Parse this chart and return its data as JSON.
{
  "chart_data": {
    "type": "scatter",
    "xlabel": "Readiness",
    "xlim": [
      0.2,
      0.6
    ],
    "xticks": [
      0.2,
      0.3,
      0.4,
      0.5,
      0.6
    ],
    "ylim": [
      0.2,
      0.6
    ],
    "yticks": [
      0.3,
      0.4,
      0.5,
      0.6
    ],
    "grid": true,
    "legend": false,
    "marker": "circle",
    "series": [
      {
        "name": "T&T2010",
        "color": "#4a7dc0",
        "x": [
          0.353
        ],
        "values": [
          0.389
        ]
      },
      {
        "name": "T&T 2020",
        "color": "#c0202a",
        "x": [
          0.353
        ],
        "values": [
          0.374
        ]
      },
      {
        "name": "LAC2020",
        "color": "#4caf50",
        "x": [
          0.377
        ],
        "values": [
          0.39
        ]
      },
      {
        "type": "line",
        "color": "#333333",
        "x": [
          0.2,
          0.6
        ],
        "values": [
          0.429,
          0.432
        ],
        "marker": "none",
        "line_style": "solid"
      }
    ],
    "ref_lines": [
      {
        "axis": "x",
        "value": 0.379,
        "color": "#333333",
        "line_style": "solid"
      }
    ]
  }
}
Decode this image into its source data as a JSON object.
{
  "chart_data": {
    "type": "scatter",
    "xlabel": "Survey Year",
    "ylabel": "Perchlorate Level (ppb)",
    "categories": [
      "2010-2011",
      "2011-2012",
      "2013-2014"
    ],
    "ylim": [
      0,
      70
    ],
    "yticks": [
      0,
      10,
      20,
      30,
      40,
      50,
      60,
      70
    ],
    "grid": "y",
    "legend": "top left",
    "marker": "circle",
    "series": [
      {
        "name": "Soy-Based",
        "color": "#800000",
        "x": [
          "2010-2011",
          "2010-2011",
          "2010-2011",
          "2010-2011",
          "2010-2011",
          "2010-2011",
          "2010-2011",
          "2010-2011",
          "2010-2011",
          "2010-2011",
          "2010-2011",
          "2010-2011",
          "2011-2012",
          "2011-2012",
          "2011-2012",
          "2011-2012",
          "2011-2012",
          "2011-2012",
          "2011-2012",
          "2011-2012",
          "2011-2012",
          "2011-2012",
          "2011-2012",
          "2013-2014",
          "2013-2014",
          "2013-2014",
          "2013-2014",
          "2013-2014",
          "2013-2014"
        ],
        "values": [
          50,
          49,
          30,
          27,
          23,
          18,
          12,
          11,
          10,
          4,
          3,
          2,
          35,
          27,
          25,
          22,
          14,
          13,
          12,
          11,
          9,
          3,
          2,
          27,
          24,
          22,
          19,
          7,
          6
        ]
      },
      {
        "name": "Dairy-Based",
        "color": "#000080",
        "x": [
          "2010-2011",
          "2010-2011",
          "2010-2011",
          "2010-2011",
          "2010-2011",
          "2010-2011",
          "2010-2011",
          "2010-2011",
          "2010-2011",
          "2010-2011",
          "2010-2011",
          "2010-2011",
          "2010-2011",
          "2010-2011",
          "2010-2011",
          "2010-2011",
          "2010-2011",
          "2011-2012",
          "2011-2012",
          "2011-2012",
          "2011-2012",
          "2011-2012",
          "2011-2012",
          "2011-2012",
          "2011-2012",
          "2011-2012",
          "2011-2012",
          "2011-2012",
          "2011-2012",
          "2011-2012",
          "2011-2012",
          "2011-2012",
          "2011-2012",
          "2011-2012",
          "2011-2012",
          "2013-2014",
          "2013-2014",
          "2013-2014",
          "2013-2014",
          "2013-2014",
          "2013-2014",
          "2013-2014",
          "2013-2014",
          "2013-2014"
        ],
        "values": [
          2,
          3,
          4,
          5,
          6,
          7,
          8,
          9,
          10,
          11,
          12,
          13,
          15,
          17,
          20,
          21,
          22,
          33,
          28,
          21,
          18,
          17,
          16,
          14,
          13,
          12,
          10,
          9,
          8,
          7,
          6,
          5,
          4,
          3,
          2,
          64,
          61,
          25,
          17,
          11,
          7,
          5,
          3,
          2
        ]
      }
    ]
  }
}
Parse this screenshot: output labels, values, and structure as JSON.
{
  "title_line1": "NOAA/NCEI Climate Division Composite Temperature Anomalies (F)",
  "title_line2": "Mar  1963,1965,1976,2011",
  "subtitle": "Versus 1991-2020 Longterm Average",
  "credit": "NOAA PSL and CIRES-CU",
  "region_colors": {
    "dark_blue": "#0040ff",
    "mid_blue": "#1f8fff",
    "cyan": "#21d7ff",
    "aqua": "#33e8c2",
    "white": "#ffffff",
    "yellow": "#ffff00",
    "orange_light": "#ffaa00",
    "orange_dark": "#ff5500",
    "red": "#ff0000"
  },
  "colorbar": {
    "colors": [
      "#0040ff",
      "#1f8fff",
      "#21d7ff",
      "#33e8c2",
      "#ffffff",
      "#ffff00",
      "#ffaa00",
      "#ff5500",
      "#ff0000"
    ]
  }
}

▸ Problem details
Reproduce every entry shown above, precisely as it stands.

▸ Solved exercise
Parse this chart and return its data as JSON.
{
  "chart_data": {
    "type": "scatter",
    "xlabel": "Readiness",
    "xlim": [
      0.2,
      0.6
    ],
    "xticks": [
      0.2,
      0.3,
      0.4,
      0.5,
      0.6
    ],
    "ylim": [
      0.2,
      0.6
    ],
    "yticks": [
      0.3,
      0.4,
      0.5,
      0.6
    ],
    "grid": true,
    "legend": false,
    "marker": "circle",
    "series": [
      {
        "name": "T&T2010",
        "color": "#4a7dc0",
        "x": [
          0.353
        ],
        "values": [
          0.389
        ]
      },
      {
        "name": "T&T 2020",
        "color": "#c0202a",
        "x": [
          0.353
        ],
        "values": [
          0.374
        ]
      },
      {
        "name": "LAC2020",
        "color": "#4caf50",
        "x": [
          0.377
        ],
        "values": [
          0.39
        ]
      },
      {
        "type": "line",
        "color": "#333333",
        "x": [
          0.2,
          0.6
        ],
        "values": [
          0.429,
          0.432
        ],
        "marker": "none",
        "line_style": "solid"
      }
    ],
    "ref_lines": [
      {
        "axis": "x",
        "value": 0.379,
        "color": "#333333",
        "line_style": "solid"
      }
    ]
  }
}
Decode this image into its source data as a JSON object.
{
  "chart_data": {
    "type": "scatter",
    "xlabel": "Survey Year",
    "ylabel": "Perchlorate Level (ppb)",
    "categories": [
      "2010-2011",
      "2011-2012",
      "2013-2014"
    ],
    "ylim": [
      0,
      70
    ],
    "yticks": [
      0,
      10,
      20,
      30,
      40,
      50,
      60,
      70
    ],
    "grid": "y",
    "legend": "top left",
    "marker": "circle",
    "series": [
      {
        "name": "Soy-Based",
        "color": "#800000",
        "x": [
          "2010-2011",
          "2010-2011",
          "2010-2011",
          "2010-2011",
          "2010-2011",
          "2010-2011",
          "2010-2011",
          "2010-2011",
          "2010-2011",
          "2010-2011",
          "2010-2011",
          "2010-2011",
          "2011-2012",
          "2011-2012",
          "2011-2012",
          "2011-2012",
          "2011-2012",
          "2011-2012",
          "2011-2012",
          "2011-2012",
          "2011-2012",
          "2011-2012",
          "2011-2012",
          "2013-2014",
          "2013-2014",
          "2013-2014",
          "2013-2014",
          "2013-2014",
          "2013-2014"
        ],
        "values": [
          50,
          49,
          30,
          27,
          23,
          18,
          12,
          11,
          10,
          4,
          3,
          2,
          35,
          27,
          25,
          22,
          14,
          13,
          12,
          11,
          9,
          3,
          2,
          27,
          24,
          22,
          19,
          7,
          6
        ]
      },
      {
        "name": "Dairy-Based",
        "color": "#000080",
        "x": [
          "2010-2011",
          "2010-2011",
          "2010-2011",
          "2010-2011",
          "2010-2011",
          "2010-2011",
          "2010-2011",
          "2010-2011",
          "2010-2011",
          "2010-2011",
          "2010-2011",
          "2010-2011",
          "2010-2011",
          "2010-2011",
          "2010-2011",
          "2010-2011",
          "2010-2011",
          "2011-2012",
          "2011-2012",
          "2011-2012",
          "2011-2012",
          "2011-2012",
          "2011-2012",
          "2011-2012",
          "2011-2012",
          "2011-2012",
          "2011-2012",
          "2011-2012",
          "2011-2012",
          "2011-2012",
          "2011-2012",
          "2011-2012",
          "2011-2012",
          "2011-2012",
          "2011-2012",
          "2013-2014",
          "2013-2014",
          "2013-2014",
          "2013-2014",
          "2013-2014",
          "2013-2014",
          "2013-2014",
          "2013-2014",
          "2013-2014"
        ],
        "values": [
          2,
          3,
          4,
          5,
          6,
          7,
          8,
          9,
          10,
          11,
          12,
          13,
          15,
          17,
          20,
          21,
          22,
          33,
          28,
          21,
          18,
          17,
          16,
          14,
          13,
          12,
          10,
          9,
          8,
          7,
          6,
          5,
          4,
          3,
          2,
          64,
          61,
          25,
          17,
          11,
          7,
          5,
          3,
          2
        ]
      }
    ]
  }
}
Parse this screenshot: output labels, values, and structure as JSON.
{
  "title_line1": "NOAA/NCEI Climate Division Composite Temperature Anomalies (F)",
  "title_line2": "Mar  1963,1965,1976,2011",
  "subtitle": "Versus 1991-2020 Longterm Average",
  "credit": "NOAA PSL and CIRES-CU",
  "region_colors": {
    "dark_blue": "#0040ff",
    "mid_blue": "#1f8fff",
    "cyan": "#21d7ff",
    "aqua": "#33e8c2",
    "white": "#ffffff",
    "yellow": "#ffff00",
    "orange_light": "#ffaa00",
    "orange_dark": "#ff5500",
    "red": "#ff0000"
  },
  "colorbar": {
    "colors": [
      "#0040ff",
      "#1f8fff",
      "#21d7ff",
      "#33e8c2",
      "#ffffff",
      "#ffff00",
      "#ffaa00",
      "#ff5500",
      "#ff0000"
    ]
  }
}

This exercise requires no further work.